Rewrite the listing from its first line to the line with "For 18 of the", swapping "FIG. 1" for "FIGURE 1" and leaving everything else the same.

* begin Data for processing *

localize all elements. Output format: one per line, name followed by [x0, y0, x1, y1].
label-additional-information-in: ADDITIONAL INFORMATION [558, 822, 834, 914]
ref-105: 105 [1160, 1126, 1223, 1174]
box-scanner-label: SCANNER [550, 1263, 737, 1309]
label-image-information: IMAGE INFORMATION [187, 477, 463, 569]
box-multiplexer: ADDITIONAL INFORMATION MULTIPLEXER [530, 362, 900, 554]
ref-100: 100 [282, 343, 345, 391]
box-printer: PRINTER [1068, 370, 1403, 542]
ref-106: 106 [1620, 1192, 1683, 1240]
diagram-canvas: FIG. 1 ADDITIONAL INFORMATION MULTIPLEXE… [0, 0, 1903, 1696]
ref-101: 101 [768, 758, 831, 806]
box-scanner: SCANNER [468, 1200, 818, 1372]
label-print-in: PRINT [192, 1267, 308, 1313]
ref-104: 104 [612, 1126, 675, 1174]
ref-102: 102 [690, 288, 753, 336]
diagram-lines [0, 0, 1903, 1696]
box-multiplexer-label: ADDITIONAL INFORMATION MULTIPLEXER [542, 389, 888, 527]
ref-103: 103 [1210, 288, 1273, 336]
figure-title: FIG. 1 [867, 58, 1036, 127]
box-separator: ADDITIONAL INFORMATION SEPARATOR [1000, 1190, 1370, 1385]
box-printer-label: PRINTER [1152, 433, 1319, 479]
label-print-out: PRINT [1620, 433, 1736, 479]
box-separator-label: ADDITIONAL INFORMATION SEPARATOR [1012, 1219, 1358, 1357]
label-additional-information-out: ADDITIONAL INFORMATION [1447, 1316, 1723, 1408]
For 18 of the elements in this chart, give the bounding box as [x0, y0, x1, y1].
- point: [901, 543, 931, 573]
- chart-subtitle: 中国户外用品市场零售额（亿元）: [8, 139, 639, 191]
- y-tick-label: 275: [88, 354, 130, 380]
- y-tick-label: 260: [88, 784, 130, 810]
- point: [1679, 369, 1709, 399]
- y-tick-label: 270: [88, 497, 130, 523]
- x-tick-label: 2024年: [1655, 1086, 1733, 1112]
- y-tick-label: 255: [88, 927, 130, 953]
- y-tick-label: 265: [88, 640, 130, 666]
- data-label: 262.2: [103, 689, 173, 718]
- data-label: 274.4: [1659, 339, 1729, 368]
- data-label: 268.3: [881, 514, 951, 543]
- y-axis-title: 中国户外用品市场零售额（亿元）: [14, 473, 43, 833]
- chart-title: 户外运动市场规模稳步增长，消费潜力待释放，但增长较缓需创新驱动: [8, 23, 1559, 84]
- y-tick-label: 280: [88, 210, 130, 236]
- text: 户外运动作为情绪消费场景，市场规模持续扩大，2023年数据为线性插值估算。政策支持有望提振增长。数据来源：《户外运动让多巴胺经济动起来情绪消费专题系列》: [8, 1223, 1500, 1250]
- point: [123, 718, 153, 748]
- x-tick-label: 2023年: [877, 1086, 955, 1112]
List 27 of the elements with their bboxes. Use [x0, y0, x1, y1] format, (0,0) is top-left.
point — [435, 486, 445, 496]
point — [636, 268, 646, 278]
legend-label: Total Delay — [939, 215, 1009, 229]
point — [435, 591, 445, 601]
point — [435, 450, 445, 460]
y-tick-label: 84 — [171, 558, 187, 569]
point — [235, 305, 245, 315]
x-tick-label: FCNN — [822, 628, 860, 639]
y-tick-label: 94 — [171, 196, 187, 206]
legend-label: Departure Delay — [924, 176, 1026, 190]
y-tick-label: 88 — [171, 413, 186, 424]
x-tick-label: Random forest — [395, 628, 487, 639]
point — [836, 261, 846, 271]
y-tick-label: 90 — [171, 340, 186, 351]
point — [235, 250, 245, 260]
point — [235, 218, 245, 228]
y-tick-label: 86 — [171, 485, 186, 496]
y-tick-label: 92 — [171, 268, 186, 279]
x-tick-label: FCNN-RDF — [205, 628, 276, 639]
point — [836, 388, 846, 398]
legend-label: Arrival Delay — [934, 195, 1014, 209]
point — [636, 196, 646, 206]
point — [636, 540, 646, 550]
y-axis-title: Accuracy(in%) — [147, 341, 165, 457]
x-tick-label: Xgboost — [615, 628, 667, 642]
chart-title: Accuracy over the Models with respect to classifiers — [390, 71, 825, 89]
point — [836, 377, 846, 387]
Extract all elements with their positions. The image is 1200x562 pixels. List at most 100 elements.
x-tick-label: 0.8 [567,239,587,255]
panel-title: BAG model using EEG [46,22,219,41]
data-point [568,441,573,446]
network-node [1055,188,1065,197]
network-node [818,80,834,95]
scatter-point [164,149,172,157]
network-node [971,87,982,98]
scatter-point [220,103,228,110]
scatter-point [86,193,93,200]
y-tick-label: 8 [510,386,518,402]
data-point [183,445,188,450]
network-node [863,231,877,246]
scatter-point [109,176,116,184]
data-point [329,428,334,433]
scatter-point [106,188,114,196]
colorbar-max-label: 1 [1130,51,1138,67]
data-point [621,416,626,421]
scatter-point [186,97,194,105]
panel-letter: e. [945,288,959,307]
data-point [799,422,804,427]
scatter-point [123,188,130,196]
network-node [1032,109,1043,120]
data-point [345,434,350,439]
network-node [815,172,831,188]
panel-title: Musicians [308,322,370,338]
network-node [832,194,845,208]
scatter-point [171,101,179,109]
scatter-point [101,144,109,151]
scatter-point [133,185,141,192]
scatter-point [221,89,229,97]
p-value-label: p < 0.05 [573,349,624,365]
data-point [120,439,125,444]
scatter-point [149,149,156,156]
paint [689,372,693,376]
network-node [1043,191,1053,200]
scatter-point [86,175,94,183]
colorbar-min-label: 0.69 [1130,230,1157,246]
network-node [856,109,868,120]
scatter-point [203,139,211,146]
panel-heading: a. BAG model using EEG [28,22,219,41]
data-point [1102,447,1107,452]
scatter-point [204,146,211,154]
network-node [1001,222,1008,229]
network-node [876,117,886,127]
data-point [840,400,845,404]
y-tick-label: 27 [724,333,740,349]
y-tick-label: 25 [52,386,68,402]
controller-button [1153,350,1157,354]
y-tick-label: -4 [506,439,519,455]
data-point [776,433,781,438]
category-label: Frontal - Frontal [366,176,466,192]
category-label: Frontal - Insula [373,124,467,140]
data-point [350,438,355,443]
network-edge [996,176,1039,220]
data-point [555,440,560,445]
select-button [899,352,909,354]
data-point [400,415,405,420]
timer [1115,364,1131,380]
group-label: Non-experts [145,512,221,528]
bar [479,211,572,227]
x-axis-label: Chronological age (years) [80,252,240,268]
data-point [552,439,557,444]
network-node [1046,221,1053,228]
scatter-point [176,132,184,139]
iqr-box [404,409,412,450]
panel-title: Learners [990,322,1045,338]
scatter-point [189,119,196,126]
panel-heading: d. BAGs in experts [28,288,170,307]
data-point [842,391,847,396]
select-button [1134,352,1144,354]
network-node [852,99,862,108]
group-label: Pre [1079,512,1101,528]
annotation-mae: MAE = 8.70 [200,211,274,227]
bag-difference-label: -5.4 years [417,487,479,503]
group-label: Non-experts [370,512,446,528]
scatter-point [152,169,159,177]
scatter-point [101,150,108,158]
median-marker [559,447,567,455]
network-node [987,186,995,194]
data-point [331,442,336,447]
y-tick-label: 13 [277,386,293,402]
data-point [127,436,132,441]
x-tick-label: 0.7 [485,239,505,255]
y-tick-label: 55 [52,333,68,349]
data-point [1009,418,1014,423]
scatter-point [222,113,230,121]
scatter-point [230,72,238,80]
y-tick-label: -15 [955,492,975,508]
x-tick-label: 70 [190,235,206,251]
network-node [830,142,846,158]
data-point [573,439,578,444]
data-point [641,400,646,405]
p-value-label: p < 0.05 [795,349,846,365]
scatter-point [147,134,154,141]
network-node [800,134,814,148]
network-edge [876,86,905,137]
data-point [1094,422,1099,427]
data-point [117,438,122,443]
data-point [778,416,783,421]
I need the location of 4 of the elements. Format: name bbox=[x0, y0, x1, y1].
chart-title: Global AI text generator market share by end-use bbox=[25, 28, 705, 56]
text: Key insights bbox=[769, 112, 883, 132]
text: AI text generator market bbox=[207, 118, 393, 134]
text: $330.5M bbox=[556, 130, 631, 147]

* end Data for processing *

■ Completed task ■
localize all elements. Output format: one per line, name followed by [x0, y0, x1, y1].
label-additional-information-in: ADDITIONAL INFORMATION [558, 822, 834, 914]
ref-105: 105 [1160, 1126, 1223, 1174]
box-scanner-label: SCANNER [550, 1263, 737, 1309]
label-image-information: IMAGE INFORMATION [187, 477, 463, 569]
box-multiplexer: ADDITIONAL INFORMATION MULTIPLEXER [530, 362, 900, 554]
ref-100: 100 [282, 343, 345, 391]
box-printer: PRINTER [1068, 370, 1403, 542]
ref-106: 106 [1620, 1192, 1683, 1240]
diagram-canvas: FIGURE 1 ADDITIONAL INFORMATION MULTIPLEXE… [0, 0, 1903, 1696]
ref-101: 101 [768, 758, 831, 806]
box-scanner: SCANNER [468, 1200, 818, 1372]
label-print-in: PRINT [192, 1267, 308, 1313]
ref-104: 104 [612, 1126, 675, 1174]
ref-102: 102 [690, 288, 753, 336]
diagram-lines [0, 0, 1903, 1696]
box-multiplexer-label: ADDITIONAL INFORMATION MULTIPLEXER [542, 389, 888, 527]
ref-103: 103 [1210, 288, 1273, 336]
figure-title: FIGURE 1 [867, 58, 1036, 127]
box-separator: ADDITIONAL INFORMATION SEPARATOR [1000, 1190, 1370, 1385]
box-printer-label: PRINTER [1152, 433, 1319, 479]
label-print-out: PRINT [1620, 433, 1736, 479]
box-separator-label: ADDITIONAL INFORMATION SEPARATOR [1012, 1219, 1358, 1357]
label-additional-information-out: ADDITIONAL INFORMATION [1447, 1316, 1723, 1408]
For 18 of the elements in this chart, give the bounding box as [x0, y0, x1, y1].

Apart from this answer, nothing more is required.